#### [Exercise prompt]
Copy every line of the data that includes the string "Purchase".

#### [Dataset content]
________________________

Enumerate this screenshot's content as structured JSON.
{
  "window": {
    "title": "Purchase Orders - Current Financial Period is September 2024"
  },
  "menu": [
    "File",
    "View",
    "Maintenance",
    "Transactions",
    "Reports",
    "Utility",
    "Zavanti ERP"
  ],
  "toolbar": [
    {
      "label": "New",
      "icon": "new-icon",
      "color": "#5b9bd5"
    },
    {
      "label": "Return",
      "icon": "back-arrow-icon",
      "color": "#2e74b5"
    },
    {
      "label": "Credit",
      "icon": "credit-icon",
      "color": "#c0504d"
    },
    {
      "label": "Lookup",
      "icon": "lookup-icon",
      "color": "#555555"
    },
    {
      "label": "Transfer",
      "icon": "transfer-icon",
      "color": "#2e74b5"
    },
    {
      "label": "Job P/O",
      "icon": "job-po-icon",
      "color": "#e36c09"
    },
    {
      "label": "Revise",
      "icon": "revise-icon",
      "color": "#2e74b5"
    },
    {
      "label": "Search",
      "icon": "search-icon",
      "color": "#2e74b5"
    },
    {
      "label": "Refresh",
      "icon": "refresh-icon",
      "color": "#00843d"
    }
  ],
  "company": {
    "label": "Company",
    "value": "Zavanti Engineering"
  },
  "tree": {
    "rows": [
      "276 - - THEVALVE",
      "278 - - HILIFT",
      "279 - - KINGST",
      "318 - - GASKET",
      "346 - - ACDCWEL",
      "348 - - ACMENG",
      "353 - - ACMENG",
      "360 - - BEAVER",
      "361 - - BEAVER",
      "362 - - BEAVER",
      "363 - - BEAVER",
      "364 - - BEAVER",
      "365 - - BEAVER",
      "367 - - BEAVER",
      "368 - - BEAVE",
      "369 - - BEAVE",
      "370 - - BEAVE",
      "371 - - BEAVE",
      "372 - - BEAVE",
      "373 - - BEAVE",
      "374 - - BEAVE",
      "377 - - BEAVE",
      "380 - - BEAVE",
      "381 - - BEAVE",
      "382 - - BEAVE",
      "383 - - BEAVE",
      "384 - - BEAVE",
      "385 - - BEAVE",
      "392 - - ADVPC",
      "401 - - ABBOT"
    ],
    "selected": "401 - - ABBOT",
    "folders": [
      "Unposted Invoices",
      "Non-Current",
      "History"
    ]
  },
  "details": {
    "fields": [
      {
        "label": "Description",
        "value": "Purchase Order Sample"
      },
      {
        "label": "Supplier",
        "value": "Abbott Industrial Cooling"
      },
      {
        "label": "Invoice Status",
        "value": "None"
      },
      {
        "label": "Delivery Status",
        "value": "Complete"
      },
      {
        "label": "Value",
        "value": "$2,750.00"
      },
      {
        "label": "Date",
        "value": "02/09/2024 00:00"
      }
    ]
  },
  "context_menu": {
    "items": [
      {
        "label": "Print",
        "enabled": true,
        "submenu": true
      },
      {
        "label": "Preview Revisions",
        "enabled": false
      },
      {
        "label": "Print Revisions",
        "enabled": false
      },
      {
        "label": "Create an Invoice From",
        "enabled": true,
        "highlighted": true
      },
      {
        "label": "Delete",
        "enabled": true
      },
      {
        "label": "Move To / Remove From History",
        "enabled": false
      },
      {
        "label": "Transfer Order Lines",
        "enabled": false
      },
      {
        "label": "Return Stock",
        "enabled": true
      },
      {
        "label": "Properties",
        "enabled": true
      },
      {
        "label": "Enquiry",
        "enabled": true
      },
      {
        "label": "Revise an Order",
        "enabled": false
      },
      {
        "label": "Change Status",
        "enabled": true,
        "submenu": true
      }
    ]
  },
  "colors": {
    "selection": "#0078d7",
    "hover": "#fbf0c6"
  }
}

________________________

#### [Response]
    "title": "Purchase Orders - Current Financial Period is September 2024"
        "value": "Purchase Order Sample"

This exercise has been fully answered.